**Provided text**

Match positions, equivalent to JavaScript's match.indices (the RegExp Match Indices proposal, ES2022).

type match_result = {
  1. captures : string option array;
    (*

    Entry 0 is the full match; entries 1..n are capture groups. A group that did not participate in the match is None (JavaScript's undefined), which is distinct from a group that matched the empty string (Some "").

    *)
  2. index : int;
    (*

    UTF-16 index of the match start in input.

    *)
  3. input : string;
    (*

    The input string that was matched against.

    *)
  4. groups : (string * string option) list;
    (*

    Named capture groups in source order, with None for groups that did not participate.

    *)
  5. indices : match_indices option;
    (*

    Capture group positions. Some iff the regexp was compiled with the d flag, like JavaScript's hasIndices.

    *)
}

The result of a successful match.

type compile_error = [
  1. | `Unexpected_end
  2. | `Malformed_unicode_char
  3. | `Invalid_escape_sequence
  4. | `Nothing_to_repeat
  5. | `Stack_overflow
  6. | `Invalid_flags of string
  7. | `Unknown of string
]

Possible errors when compiling a RegExp pattern. `Invalid_flags is returned for unknown flags, duplicated flags, or combining u with v. `Stack_overflow is returned for patterns nested too deeply to compile.

exception Timeout

Raised by exec and test when the timeout_ms budget is exhausted.

val compile_error_to_string : compile_error -> string

Convert a compile error to a human-readable string

val compile : flags:string -> string -> (t, compile_error) result

compile ~flags source compiles source with the given JavaScript flags (any of "dgimsuvy", each at most once; u and v are mutually exclusive).

**Entries supplied**
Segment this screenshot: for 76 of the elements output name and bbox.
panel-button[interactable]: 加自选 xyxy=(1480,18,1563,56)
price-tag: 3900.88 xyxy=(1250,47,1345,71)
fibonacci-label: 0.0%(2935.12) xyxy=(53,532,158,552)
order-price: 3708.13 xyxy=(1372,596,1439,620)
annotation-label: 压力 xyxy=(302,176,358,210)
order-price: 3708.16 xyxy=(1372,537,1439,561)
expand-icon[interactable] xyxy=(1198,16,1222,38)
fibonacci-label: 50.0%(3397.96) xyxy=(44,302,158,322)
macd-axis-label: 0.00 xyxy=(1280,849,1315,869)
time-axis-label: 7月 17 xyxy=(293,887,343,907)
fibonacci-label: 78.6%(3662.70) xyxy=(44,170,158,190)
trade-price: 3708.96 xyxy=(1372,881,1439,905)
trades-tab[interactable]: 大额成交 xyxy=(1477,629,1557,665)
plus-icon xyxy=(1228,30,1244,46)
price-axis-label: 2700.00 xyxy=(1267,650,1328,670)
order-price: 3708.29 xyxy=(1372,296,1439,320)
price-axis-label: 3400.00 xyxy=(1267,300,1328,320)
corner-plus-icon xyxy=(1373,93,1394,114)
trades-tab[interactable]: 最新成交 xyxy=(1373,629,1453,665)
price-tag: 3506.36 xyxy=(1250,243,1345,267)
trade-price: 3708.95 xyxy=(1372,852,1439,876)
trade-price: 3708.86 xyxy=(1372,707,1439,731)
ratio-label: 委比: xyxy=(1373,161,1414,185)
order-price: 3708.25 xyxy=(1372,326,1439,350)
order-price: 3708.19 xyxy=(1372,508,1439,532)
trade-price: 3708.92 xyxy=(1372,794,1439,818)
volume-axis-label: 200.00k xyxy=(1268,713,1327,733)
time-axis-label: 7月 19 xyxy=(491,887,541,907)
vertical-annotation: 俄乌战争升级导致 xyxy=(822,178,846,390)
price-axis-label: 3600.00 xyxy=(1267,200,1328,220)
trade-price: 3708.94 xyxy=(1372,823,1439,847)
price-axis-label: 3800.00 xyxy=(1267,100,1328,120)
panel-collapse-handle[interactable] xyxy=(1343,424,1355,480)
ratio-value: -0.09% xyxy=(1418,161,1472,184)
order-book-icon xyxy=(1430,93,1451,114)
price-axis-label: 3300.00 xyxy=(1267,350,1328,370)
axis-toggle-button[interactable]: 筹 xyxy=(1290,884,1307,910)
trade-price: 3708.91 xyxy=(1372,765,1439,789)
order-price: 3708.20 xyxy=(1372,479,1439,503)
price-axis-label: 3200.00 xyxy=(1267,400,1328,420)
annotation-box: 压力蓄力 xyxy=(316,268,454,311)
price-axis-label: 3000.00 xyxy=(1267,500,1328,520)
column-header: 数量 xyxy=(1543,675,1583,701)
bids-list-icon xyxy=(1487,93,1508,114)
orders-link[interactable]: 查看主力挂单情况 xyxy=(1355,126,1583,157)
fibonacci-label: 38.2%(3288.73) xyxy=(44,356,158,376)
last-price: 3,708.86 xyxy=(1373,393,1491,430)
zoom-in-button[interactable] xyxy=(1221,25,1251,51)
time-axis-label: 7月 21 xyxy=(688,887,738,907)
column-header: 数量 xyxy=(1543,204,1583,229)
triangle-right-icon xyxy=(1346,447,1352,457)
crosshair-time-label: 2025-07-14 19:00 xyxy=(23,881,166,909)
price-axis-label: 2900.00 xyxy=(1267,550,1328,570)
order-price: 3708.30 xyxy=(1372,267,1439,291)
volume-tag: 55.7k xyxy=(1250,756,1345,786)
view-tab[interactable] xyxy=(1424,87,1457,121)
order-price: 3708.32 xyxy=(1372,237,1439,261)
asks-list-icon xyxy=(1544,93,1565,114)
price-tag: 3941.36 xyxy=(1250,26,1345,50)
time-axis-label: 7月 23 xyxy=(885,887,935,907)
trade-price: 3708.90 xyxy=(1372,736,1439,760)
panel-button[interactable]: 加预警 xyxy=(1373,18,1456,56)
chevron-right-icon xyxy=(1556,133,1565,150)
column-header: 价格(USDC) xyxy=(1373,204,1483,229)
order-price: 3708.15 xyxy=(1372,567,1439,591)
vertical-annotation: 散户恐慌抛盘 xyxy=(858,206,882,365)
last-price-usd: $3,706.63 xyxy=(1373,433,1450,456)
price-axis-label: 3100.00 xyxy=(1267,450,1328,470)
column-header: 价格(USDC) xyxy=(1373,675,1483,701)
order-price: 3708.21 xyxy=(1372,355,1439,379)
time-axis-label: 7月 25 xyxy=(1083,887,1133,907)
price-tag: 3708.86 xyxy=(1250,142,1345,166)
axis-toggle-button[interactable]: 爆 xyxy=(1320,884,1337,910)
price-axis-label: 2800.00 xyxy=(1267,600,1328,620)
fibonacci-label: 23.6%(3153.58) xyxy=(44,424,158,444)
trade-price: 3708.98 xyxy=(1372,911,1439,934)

**Tasks for this exercise**
a: In the regexp documentation, in which cases is `Invalid_flags returned?
b: Translate this sentence from the regexp documentation into Spanish: "Raised by exec and test when the timeout_ms budget is exhausted."

**List of solutions**
a: It is returned for unknown flags, duplicated flags, or combining u with v.

b: Lanzada por exec y test cuando se agota el presupuesto de timeout_ms.